## What is required
Write out the entries verbatim and leave the images out of the copy.

[Figure content listings]
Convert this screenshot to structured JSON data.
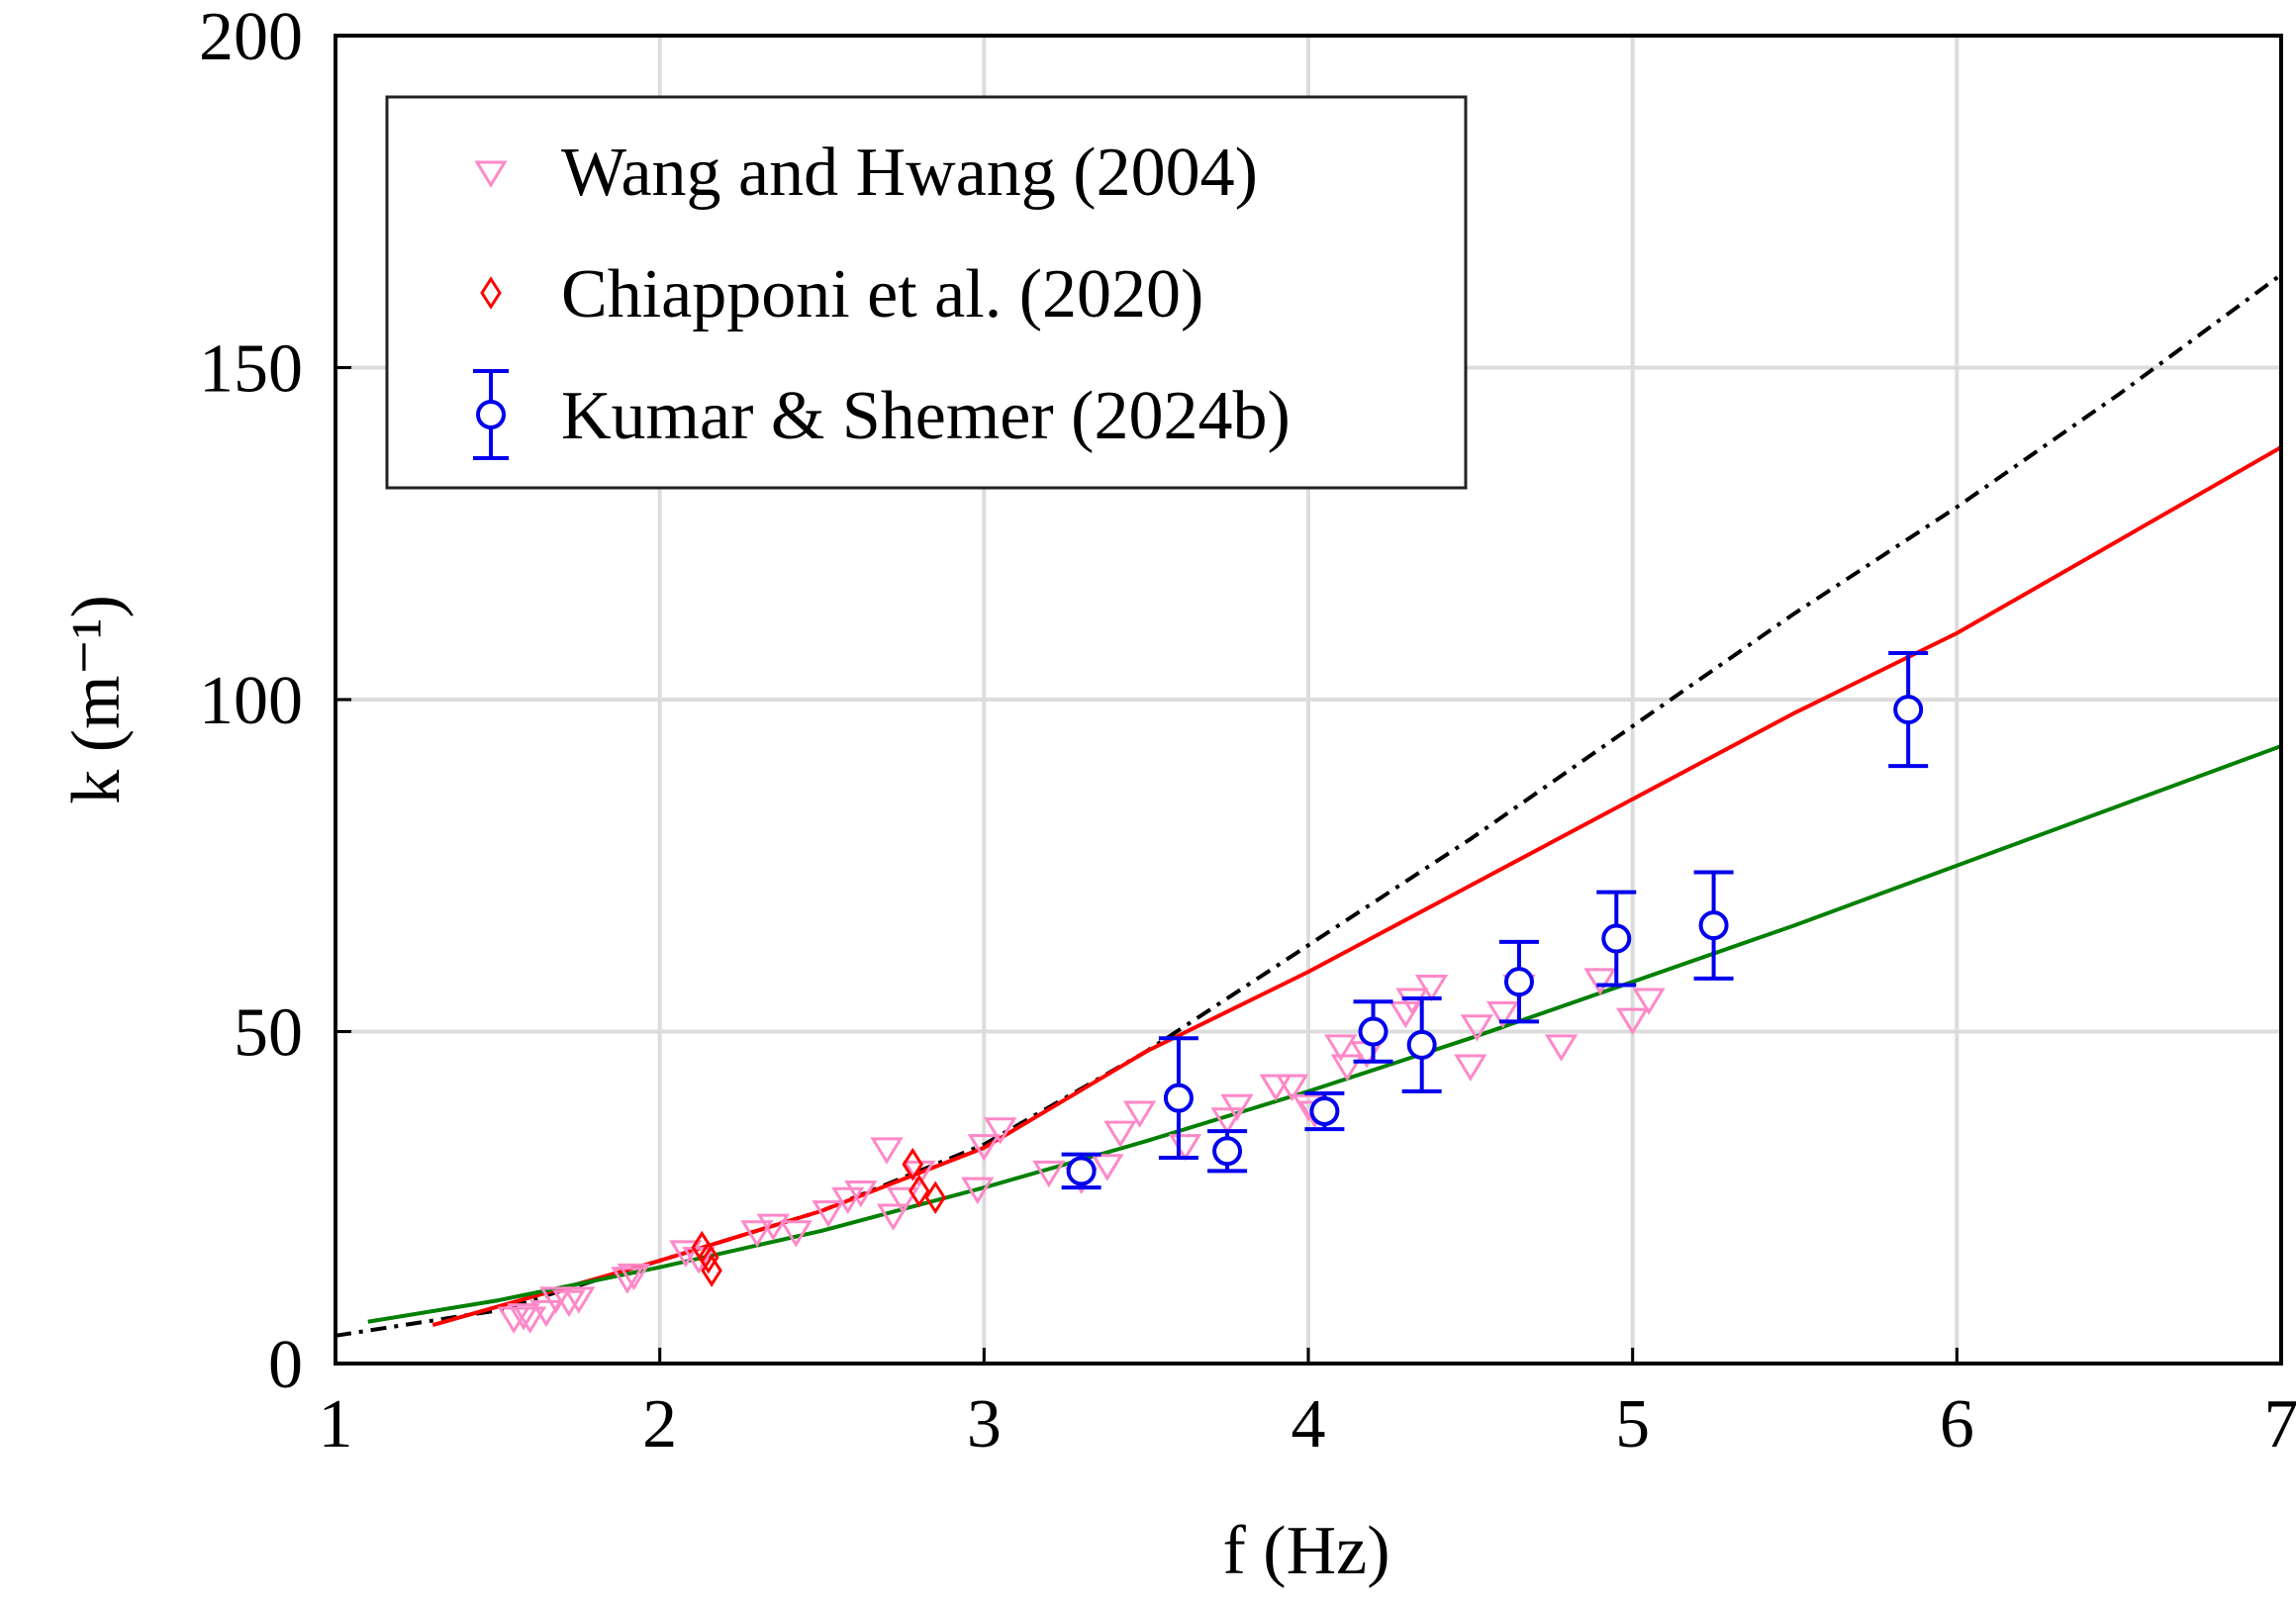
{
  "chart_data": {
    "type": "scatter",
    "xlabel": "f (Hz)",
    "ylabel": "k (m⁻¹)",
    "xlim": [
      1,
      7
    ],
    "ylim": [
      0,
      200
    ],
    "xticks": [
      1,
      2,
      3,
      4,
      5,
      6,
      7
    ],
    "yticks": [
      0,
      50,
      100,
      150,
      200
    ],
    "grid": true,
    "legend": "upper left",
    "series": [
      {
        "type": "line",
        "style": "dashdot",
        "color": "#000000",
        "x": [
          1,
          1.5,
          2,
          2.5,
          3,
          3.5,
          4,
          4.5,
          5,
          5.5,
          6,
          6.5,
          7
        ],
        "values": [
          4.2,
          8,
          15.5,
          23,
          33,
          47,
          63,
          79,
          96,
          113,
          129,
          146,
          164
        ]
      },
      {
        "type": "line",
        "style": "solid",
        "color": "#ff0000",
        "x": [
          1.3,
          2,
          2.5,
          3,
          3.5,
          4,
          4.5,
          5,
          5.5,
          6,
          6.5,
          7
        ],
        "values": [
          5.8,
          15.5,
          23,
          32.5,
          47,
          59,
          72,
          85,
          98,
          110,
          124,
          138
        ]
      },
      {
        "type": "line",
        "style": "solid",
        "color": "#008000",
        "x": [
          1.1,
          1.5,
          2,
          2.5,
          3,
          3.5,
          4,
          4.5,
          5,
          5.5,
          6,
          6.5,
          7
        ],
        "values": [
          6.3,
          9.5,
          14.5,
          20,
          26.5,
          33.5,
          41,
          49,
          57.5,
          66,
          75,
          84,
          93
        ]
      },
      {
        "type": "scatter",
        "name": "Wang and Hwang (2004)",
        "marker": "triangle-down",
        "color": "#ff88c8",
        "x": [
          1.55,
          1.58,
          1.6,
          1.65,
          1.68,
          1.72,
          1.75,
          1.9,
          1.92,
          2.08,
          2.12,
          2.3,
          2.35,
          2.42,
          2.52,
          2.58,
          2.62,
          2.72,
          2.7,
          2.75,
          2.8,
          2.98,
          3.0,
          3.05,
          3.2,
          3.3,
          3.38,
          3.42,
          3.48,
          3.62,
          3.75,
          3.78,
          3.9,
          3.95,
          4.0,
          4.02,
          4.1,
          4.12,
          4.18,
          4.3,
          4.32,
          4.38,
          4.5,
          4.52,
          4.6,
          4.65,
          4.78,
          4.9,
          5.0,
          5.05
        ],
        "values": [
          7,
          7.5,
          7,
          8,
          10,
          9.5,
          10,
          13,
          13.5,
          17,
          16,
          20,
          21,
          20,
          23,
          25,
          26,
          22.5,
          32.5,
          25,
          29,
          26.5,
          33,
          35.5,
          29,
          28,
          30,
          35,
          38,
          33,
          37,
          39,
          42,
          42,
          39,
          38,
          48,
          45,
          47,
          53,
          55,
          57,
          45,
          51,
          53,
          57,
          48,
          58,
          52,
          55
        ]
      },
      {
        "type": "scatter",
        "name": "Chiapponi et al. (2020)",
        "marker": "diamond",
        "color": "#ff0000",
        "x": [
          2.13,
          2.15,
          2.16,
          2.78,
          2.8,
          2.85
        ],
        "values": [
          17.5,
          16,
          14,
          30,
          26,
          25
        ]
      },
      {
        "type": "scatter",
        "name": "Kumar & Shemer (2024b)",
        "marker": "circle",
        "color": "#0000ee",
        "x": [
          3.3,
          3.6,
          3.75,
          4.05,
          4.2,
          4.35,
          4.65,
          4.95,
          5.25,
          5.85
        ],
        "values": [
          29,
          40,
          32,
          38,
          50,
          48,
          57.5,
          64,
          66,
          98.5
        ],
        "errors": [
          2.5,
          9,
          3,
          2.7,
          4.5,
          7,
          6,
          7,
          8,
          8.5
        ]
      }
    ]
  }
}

## Result
Convert this screenshot to structured JSON data.
{
  "chart_data": {
    "type": "scatter",
    "xlabel": "f (Hz)",
    "ylabel": "k (m⁻¹)",
    "xlim": [
      1,
      7
    ],
    "ylim": [
      0,
      200
    ],
    "xticks": [
      1,
      2,
      3,
      4,
      5,
      6,
      7
    ],
    "yticks": [
      0,
      50,
      100,
      150,
      200
    ],
    "grid": true,
    "legend": "upper left",
    "series": [
      {
        "type": "line",
        "style": "dashdot",
        "color": "#000000",
        "x": [
          1,
          1.5,
          2,
          2.5,
          3,
          3.5,
          4,
          4.5,
          5,
          5.5,
          6,
          6.5,
          7
        ],
        "values": [
          4.2,
          8,
          15.5,
          23,
          33,
          47,
          63,
          79,
          96,
          113,
          129,
          146,
          164
        ]
      },
      {
        "type": "line",
        "style": "solid",
        "color": "#ff0000",
        "x": [
          1.3,
          2,
          2.5,
          3,
          3.5,
          4,
          4.5,
          5,
          5.5,
          6,
          6.5,
          7
        ],
        "values": [
          5.8,
          15.5,
          23,
          32.5,
          47,
          59,
          72,
          85,
          98,
          110,
          124,
          138
        ]
      },
      {
        "type": "line",
        "style": "solid",
        "color": "#008000",
        "x": [
          1.1,
          1.5,
          2,
          2.5,
          3,
          3.5,
          4,
          4.5,
          5,
          5.5,
          6,
          6.5,
          7
        ],
        "values": [
          6.3,
          9.5,
          14.5,
          20,
          26.5,
          33.5,
          41,
          49,
          57.5,
          66,
          75,
          84,
          93
        ]
      },
      {
        "type": "scatter",
        "name": "Wang and Hwang (2004)",
        "marker": "triangle-down",
        "color": "#ff88c8",
        "x": [
          1.55,
          1.58,
          1.6,
          1.65,
          1.68,
          1.72,
          1.75,
          1.9,
          1.92,
          2.08,
          2.12,
          2.3,
          2.35,
          2.42,
          2.52,
          2.58,
          2.62,
          2.72,
          2.7,
          2.75,
          2.8,
          2.98,
          3.0,
          3.05,
          3.2,
          3.3,
          3.38,
          3.42,
          3.48,
          3.62,
          3.75,
          3.78,
          3.9,
          3.95,
          4.0,
          4.02,
          4.1,
          4.12,
          4.18,
          4.3,
          4.32,
          4.38,
          4.5,
          4.52,
          4.6,
          4.65,
          4.78,
          4.9,
          5.0,
          5.05
        ],
        "values": [
          7,
          7.5,
          7,
          8,
          10,
          9.5,
          10,
          13,
          13.5,
          17,
          16,
          20,
          21,
          20,
          23,
          25,
          26,
          22.5,
          32.5,
          25,
          29,
          26.5,
          33,
          35.5,
          29,
          28,
          30,
          35,
          38,
          33,
          37,
          39,
          42,
          42,
          39,
          38,
          48,
          45,
          47,
          53,
          55,
          57,
          45,
          51,
          53,
          57,
          48,
          58,
          52,
          55
        ]
      },
      {
        "type": "scatter",
        "name": "Chiapponi et al. (2020)",
        "marker": "diamond",
        "color": "#ff0000",
        "x": [
          2.13,
          2.15,
          2.16,
          2.78,
          2.8,
          2.85
        ],
        "values": [
          17.5,
          16,
          14,
          30,
          26,
          25
        ]
      },
      {
        "type": "scatter",
        "name": "Kumar & Shemer (2024b)",
        "marker": "circle",
        "color": "#0000ee",
        "x": [
          3.3,
          3.6,
          3.75,
          4.05,
          4.2,
          4.35,
          4.65,
          4.95,
          5.25,
          5.85
        ],
        "values": [
          29,
          40,
          32,
          38,
          50,
          48,
          57.5,
          64,
          66,
          98.5
        ],
        "errors": [
          2.5,
          9,
          3,
          2.7,
          4.5,
          7,
          6,
          7,
          8,
          8.5
        ]
      }
    ]
  }
}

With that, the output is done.